** Start of Source records **
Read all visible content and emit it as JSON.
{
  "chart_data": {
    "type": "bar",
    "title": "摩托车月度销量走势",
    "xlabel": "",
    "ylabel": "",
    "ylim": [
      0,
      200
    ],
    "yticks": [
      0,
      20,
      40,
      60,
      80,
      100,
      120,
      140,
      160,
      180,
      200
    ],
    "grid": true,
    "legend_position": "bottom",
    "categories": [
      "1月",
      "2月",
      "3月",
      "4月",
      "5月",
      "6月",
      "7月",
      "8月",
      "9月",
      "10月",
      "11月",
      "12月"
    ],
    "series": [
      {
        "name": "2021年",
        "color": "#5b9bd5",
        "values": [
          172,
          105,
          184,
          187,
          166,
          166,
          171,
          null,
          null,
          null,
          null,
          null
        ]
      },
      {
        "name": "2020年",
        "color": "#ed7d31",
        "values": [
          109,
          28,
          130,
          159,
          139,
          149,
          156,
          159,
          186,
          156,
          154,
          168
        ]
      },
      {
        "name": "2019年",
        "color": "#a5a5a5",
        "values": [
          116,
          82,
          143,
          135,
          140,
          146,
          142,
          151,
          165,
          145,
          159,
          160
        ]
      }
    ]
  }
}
** End of Source records **
** Start of Source records **
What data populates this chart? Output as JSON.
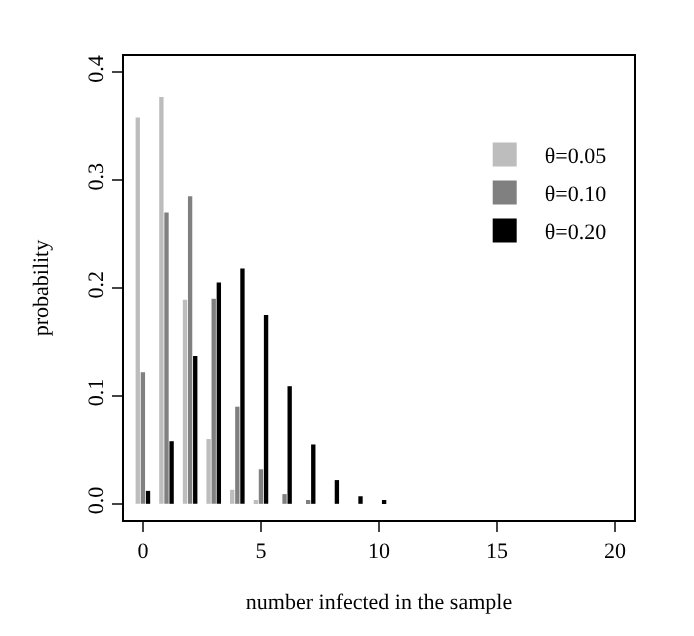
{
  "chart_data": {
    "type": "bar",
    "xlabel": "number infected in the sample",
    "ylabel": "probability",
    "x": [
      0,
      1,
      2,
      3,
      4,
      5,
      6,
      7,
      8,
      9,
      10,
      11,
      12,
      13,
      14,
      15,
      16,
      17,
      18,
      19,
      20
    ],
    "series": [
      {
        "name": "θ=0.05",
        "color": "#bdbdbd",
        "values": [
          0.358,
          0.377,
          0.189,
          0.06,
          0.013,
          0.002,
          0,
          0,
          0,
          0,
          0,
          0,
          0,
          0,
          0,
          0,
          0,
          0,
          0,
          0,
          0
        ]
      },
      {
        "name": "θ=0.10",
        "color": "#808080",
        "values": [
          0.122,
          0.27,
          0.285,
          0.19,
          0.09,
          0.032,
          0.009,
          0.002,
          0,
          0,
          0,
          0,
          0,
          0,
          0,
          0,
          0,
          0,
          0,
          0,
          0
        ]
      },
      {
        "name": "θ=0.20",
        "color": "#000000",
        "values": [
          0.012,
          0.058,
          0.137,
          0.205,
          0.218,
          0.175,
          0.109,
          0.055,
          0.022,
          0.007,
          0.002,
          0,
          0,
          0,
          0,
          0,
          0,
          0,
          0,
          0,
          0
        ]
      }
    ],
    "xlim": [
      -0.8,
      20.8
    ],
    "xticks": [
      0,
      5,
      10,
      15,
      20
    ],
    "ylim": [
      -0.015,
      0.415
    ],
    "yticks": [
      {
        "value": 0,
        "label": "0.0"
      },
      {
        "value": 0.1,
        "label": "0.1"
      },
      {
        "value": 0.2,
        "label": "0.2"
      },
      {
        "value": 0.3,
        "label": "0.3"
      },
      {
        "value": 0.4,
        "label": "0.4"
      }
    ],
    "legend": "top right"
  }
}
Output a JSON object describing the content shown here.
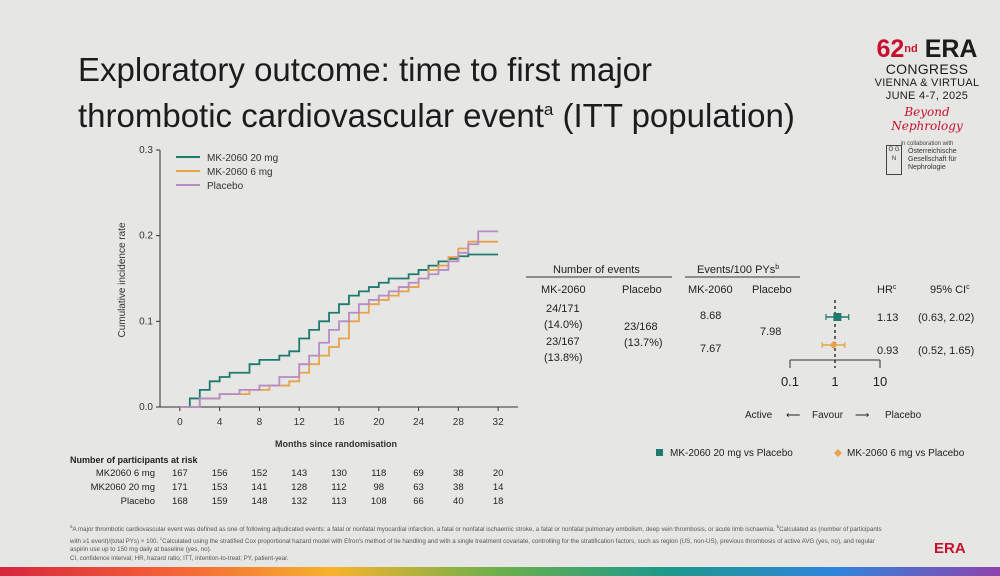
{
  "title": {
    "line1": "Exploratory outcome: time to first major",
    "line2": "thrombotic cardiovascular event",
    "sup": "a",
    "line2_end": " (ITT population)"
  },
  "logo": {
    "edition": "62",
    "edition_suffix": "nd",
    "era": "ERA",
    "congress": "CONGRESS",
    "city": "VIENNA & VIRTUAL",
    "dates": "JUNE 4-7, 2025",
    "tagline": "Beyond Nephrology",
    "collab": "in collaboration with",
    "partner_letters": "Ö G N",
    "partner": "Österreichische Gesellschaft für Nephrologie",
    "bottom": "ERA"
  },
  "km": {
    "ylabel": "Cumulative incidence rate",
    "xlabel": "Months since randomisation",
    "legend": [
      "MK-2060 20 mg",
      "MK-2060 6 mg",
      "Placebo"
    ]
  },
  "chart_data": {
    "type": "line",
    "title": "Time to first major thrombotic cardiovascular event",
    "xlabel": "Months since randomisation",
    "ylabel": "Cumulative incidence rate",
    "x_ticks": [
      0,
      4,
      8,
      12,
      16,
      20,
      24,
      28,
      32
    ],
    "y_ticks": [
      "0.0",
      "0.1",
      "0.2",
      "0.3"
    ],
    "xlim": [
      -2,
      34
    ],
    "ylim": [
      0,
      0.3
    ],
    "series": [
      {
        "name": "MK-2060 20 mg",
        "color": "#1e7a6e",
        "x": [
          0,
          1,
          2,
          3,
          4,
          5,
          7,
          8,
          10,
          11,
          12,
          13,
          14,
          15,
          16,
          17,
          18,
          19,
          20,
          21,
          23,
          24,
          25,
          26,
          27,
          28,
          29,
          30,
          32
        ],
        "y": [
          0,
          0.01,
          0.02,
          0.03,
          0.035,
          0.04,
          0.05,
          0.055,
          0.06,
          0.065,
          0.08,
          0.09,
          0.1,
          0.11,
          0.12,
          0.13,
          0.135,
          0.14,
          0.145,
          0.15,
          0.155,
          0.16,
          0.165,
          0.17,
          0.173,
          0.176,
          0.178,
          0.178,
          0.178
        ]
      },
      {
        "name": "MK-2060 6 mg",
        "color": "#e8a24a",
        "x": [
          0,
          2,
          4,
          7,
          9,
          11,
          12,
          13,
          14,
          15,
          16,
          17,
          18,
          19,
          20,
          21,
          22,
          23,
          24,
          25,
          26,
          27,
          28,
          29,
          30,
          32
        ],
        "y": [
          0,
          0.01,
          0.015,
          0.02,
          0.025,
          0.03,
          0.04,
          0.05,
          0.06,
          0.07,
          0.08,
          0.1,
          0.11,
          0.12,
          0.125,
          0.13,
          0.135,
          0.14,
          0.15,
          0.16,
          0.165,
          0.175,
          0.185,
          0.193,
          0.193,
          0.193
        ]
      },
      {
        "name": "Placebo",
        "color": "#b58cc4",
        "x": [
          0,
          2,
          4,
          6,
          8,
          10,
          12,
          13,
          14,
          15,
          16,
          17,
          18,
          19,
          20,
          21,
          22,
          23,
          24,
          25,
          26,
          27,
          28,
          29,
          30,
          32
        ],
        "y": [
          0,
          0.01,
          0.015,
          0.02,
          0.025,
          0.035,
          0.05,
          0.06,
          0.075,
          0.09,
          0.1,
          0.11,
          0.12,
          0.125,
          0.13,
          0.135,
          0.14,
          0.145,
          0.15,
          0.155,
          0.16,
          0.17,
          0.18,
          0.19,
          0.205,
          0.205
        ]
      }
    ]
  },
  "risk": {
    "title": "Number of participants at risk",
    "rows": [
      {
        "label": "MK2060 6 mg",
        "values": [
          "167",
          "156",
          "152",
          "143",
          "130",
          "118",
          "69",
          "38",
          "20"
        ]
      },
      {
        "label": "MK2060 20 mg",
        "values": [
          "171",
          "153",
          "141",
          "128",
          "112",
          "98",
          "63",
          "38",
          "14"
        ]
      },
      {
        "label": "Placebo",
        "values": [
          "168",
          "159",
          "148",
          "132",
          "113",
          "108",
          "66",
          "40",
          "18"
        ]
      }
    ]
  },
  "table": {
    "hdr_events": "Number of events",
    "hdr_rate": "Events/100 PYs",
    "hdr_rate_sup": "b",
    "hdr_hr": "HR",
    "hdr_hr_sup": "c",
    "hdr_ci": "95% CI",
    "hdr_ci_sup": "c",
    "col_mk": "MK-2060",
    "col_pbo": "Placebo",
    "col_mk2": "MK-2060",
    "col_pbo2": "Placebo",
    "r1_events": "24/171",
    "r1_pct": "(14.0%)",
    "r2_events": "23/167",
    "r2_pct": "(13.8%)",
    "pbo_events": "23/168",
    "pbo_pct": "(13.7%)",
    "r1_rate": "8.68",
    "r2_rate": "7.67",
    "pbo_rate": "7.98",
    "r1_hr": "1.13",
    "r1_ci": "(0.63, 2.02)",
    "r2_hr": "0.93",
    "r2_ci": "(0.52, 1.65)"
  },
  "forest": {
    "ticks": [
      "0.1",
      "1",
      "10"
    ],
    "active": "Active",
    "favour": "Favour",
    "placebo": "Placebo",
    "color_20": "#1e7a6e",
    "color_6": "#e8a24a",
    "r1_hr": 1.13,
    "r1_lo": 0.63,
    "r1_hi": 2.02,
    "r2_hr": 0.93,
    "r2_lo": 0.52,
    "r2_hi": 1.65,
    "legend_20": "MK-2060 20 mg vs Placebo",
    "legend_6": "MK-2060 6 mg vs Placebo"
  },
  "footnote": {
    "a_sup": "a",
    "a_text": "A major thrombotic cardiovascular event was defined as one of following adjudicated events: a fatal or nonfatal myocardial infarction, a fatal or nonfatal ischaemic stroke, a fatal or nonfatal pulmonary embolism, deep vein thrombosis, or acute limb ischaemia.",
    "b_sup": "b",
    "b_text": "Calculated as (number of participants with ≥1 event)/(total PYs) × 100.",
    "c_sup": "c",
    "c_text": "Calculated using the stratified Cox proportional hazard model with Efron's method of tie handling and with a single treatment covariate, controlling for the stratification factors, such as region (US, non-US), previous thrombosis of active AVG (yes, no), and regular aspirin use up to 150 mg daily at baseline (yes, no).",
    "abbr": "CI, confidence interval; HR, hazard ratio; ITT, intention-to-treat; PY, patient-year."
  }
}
** End of Source records **
● To do
Copy each line of the records that contains the word "with".

● Solution to the problem
    "collab": "in collaboration with",
    "b_text": "Calculated as (number of participants with ≥1 event)/(total PYs) × 100.",
    "c_text": "Calculated using the stratified Cox proportional hazard model with Efron's method of tie handling and with a single treatment covariate, controlling for the stratification factors, such as region (US, non-US), previous thrombosis of active AVG (yes, no), and regular aspirin use up to 150 mg daily at baseline (yes, no).",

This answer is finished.